[REQUIREMENTS]
Begin at the line below that contains "Transcribe this image's". Repeat it and all remaining lines of the records exactly.

Records from a collection of figures:
┄┄┄┄┄┄
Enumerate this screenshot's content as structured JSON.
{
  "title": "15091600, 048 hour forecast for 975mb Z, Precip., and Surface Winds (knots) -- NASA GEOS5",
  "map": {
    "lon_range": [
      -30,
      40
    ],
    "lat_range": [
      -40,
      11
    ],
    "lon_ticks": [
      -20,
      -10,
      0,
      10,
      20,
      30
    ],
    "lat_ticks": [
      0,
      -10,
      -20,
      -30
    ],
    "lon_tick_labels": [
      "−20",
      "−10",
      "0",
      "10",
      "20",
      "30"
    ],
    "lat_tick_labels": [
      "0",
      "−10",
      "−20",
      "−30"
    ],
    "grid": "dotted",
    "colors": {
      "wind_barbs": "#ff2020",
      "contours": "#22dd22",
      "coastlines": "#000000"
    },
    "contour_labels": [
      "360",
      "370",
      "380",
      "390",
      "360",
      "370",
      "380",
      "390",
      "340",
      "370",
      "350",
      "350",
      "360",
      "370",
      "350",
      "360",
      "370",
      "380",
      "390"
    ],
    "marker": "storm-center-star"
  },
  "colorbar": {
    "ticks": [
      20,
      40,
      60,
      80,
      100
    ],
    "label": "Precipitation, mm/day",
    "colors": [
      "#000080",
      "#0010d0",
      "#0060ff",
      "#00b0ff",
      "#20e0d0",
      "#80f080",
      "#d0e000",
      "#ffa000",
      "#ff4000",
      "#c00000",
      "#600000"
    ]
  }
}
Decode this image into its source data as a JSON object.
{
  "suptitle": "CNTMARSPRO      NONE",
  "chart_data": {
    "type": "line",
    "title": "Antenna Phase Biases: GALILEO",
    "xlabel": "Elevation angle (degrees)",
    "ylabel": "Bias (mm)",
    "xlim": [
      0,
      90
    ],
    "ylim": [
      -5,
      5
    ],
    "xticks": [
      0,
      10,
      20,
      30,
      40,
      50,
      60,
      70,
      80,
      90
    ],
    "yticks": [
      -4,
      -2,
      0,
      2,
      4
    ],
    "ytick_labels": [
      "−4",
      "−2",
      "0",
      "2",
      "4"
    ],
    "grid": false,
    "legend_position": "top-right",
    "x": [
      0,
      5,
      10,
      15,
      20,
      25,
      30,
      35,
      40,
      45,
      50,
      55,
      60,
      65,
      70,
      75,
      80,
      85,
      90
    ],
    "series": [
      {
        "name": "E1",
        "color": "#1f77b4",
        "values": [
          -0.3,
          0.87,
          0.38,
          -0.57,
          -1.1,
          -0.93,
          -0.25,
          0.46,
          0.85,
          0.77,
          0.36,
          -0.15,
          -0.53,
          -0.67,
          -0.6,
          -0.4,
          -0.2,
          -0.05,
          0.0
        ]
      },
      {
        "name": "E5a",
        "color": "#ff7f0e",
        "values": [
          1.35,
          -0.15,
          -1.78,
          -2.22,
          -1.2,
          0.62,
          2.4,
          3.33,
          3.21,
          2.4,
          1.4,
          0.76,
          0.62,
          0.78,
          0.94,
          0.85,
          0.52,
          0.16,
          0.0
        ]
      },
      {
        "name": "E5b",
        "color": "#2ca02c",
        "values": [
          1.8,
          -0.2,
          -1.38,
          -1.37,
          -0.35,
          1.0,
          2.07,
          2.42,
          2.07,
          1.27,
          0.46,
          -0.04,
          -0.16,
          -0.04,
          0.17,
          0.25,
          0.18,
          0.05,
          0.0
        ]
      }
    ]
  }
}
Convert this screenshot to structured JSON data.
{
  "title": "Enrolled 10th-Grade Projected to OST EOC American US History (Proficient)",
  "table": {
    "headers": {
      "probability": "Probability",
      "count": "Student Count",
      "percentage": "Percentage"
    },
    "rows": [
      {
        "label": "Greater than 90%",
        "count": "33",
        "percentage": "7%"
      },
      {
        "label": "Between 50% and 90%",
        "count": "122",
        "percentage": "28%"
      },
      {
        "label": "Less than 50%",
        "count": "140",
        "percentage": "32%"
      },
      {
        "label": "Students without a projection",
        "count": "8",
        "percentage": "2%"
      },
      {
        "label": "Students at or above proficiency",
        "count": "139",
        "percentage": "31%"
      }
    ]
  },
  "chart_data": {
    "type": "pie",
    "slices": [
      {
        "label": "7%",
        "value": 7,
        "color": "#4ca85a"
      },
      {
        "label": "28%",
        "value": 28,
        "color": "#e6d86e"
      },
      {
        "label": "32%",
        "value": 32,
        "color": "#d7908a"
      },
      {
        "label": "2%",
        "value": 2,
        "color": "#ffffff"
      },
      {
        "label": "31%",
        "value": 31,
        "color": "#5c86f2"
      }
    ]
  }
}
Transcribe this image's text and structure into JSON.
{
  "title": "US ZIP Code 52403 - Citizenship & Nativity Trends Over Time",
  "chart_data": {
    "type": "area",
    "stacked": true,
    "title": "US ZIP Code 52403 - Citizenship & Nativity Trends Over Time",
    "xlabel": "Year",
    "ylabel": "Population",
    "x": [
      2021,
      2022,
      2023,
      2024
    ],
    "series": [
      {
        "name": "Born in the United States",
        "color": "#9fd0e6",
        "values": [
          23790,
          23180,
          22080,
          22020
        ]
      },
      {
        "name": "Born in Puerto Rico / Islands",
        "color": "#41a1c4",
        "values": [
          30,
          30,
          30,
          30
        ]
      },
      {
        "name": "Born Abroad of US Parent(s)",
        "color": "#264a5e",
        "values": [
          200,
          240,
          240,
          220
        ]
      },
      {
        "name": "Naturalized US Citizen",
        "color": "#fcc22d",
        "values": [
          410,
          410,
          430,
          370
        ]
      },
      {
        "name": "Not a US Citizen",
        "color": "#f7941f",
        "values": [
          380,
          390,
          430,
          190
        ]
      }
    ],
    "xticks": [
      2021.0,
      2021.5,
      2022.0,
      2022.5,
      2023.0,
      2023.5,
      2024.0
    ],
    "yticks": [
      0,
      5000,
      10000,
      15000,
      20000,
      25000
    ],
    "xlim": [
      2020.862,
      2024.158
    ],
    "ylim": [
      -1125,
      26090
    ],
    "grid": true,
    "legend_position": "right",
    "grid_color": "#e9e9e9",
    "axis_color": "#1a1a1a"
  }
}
┄┄┄┄┄┄
[WORKED SOLUTION]
Transcribe this image's text and structure into JSON.
{
  "title": "US ZIP Code 52403 - Citizenship & Nativity Trends Over Time",
  "chart_data": {
    "type": "area",
    "stacked": true,
    "title": "US ZIP Code 52403 - Citizenship & Nativity Trends Over Time",
    "xlabel": "Year",
    "ylabel": "Population",
    "x": [
      2021,
      2022,
      2023,
      2024
    ],
    "series": [
      {
        "name": "Born in the United States",
        "color": "#9fd0e6",
        "values": [
          23790,
          23180,
          22080,
          22020
        ]
      },
      {
        "name": "Born in Puerto Rico / Islands",
        "color": "#41a1c4",
        "values": [
          30,
          30,
          30,
          30
        ]
      },
      {
        "name": "Born Abroad of US Parent(s)",
        "color": "#264a5e",
        "values": [
          200,
          240,
          240,
          220
        ]
      },
      {
        "name": "Naturalized US Citizen",
        "color": "#fcc22d",
        "values": [
          410,
          410,
          430,
          370
        ]
      },
      {
        "name": "Not a US Citizen",
        "color": "#f7941f",
        "values": [
          380,
          390,
          430,
          190
        ]
      }
    ],
    "xticks": [
      2021.0,
      2021.5,
      2022.0,
      2022.5,
      2023.0,
      2023.5,
      2024.0
    ],
    "yticks": [
      0,
      5000,
      10000,
      15000,
      20000,
      25000
    ],
    "xlim": [
      2020.862,
      2024.158
    ],
    "ylim": [
      -1125,
      26090
    ],
    "grid": true,
    "legend_position": "right",
    "grid_color": "#e9e9e9",
    "axis_color": "#1a1a1a"
  }
}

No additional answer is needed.